> _Written problem_
Find each line containing the string "grid" and return it.

(Chart and figure data)
------------------------------------------------------------

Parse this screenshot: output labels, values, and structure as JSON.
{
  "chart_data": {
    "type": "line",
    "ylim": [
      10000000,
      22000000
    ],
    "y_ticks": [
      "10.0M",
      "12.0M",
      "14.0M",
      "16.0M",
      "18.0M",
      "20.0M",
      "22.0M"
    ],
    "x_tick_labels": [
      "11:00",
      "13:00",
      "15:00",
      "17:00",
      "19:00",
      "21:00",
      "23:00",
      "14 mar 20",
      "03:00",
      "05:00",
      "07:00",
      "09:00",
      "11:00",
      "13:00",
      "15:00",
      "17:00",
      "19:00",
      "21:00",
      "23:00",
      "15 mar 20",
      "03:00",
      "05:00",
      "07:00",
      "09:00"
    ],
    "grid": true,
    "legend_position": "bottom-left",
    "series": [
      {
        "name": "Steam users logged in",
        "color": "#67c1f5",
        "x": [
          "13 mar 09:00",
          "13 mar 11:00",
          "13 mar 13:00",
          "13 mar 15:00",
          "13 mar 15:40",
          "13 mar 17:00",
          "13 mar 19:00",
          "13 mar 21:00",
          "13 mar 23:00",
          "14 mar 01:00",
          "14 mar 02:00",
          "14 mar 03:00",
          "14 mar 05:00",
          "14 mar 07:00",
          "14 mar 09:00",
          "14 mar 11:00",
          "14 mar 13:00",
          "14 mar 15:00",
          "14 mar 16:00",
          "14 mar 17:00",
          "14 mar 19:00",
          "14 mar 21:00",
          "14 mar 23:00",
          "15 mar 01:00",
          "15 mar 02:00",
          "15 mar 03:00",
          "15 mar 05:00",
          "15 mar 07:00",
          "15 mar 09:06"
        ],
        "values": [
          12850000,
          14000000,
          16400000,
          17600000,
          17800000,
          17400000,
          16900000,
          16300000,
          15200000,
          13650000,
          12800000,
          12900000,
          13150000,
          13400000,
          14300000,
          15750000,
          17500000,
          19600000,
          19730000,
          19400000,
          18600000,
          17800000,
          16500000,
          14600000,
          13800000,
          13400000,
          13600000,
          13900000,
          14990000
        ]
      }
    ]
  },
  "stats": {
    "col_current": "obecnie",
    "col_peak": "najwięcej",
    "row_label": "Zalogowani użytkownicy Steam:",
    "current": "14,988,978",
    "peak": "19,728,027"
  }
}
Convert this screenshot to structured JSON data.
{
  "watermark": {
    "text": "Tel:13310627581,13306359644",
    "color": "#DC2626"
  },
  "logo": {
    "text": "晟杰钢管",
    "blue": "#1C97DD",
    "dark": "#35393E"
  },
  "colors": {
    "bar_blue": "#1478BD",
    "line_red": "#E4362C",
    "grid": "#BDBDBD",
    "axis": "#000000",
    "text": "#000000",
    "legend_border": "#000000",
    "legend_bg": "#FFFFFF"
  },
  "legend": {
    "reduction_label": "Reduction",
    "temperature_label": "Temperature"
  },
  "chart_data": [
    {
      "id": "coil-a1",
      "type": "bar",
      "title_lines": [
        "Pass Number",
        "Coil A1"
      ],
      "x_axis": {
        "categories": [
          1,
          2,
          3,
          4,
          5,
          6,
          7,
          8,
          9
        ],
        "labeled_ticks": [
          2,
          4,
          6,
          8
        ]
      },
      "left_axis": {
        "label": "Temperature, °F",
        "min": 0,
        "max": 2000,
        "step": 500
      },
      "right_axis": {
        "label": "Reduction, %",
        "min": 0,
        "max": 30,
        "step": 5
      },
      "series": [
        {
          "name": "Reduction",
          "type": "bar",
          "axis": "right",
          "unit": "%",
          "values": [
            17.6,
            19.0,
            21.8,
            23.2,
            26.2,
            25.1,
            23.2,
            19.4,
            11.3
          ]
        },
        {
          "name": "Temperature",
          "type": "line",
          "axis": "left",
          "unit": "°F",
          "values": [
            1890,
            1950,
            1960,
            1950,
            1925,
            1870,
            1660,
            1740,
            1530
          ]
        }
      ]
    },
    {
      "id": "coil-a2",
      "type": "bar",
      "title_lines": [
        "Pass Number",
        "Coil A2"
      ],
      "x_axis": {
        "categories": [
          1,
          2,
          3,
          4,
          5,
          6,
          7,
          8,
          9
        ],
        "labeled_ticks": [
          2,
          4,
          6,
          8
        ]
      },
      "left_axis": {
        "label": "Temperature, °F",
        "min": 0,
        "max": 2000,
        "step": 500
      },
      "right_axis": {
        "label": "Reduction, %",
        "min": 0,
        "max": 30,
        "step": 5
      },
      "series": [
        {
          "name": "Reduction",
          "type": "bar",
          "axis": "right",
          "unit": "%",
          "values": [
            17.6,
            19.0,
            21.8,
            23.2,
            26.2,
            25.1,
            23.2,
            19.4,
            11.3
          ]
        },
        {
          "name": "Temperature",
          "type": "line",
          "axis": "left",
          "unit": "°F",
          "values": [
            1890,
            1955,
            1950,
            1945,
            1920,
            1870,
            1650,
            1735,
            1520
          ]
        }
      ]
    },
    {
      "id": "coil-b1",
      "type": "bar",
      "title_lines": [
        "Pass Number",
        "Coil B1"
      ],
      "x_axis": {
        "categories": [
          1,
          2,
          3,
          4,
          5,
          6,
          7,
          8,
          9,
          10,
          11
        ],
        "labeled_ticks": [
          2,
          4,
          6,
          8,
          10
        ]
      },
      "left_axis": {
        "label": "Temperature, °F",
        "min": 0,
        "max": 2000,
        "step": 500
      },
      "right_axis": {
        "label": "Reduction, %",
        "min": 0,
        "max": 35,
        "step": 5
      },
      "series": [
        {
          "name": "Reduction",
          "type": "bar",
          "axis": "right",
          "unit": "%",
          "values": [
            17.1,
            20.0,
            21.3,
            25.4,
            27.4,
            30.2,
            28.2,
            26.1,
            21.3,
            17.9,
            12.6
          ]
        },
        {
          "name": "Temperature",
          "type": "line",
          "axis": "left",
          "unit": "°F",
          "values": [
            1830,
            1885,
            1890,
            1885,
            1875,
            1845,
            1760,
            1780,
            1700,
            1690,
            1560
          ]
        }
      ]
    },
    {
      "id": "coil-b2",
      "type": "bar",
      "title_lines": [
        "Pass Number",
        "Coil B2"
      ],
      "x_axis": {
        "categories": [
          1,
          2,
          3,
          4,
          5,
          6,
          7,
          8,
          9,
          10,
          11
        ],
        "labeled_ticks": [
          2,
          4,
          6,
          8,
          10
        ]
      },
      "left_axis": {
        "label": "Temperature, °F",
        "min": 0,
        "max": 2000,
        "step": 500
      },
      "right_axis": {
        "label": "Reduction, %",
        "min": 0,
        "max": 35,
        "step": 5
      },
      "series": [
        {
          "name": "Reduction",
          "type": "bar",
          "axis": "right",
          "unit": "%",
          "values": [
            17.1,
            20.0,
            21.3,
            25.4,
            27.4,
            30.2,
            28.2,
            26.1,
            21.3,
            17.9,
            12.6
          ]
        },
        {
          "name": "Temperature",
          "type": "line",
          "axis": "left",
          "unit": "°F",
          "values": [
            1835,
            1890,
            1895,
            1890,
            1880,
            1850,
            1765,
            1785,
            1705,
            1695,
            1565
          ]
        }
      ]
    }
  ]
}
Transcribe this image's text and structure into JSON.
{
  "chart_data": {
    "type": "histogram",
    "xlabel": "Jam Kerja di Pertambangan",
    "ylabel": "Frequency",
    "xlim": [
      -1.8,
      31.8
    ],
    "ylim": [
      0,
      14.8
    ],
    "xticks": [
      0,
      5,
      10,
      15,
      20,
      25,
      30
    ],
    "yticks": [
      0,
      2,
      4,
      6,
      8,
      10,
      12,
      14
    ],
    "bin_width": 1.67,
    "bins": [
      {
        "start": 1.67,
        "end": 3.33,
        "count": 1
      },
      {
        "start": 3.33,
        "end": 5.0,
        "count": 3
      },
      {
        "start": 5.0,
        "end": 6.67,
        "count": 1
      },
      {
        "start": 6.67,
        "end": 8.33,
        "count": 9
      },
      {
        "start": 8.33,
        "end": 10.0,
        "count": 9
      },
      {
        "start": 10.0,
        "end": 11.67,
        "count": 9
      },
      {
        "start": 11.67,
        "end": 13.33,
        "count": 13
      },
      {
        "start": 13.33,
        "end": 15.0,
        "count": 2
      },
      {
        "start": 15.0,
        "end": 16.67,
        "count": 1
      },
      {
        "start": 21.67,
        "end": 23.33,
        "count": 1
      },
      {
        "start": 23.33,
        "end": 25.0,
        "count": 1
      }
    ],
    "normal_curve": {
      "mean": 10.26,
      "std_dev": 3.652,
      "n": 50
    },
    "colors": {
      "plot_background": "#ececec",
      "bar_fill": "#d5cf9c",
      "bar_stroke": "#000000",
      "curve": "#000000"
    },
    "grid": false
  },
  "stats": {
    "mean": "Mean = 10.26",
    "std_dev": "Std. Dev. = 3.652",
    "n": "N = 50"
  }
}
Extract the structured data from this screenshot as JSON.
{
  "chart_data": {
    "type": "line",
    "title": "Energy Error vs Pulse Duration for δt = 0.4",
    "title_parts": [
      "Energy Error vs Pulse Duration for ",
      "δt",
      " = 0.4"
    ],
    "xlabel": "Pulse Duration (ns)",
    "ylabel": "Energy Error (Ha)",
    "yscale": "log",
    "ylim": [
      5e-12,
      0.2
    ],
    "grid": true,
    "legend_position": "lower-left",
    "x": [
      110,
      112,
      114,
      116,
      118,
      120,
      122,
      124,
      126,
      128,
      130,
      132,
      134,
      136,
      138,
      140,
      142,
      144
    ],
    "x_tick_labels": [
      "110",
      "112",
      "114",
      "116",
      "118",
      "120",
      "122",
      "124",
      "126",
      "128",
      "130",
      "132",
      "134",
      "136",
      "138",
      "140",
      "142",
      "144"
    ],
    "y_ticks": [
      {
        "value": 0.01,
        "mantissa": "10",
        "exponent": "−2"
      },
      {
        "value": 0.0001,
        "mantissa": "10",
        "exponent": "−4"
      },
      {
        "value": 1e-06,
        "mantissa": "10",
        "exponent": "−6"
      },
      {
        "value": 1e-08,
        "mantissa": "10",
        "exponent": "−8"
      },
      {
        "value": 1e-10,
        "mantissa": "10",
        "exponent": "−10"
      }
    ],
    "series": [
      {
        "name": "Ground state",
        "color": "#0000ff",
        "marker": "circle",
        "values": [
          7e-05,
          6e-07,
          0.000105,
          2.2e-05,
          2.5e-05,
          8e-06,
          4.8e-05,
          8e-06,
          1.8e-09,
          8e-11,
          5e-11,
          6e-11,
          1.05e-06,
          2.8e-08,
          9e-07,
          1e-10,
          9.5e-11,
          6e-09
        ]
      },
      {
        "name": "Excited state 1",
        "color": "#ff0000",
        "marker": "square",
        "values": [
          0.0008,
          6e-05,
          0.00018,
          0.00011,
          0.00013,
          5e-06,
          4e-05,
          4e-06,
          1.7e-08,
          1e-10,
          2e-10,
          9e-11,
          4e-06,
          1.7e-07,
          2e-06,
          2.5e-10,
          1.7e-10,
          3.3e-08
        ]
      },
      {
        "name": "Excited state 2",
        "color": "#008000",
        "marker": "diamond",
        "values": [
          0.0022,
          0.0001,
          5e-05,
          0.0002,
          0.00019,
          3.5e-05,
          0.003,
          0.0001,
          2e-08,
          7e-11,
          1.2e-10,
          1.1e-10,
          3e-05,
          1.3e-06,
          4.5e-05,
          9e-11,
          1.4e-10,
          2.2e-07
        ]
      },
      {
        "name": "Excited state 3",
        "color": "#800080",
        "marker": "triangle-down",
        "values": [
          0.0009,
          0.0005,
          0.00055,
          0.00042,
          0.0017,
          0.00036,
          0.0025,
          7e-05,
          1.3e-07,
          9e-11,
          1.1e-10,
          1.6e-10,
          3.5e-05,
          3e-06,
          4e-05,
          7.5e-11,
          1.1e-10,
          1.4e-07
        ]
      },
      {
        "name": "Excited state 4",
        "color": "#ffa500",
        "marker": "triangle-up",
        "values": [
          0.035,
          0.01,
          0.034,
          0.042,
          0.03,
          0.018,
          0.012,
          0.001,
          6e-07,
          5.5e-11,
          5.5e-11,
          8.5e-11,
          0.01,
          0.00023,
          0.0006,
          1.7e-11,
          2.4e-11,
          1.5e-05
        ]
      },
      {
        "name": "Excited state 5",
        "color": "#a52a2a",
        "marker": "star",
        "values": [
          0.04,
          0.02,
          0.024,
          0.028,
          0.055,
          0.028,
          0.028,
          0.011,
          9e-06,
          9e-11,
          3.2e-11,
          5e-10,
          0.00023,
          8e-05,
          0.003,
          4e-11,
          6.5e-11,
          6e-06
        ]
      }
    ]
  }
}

------------------------------------------------------------

> _Written solution_
    "grid": true,
    "grid": "#BDBDBD",
    "grid": false
    "grid": true,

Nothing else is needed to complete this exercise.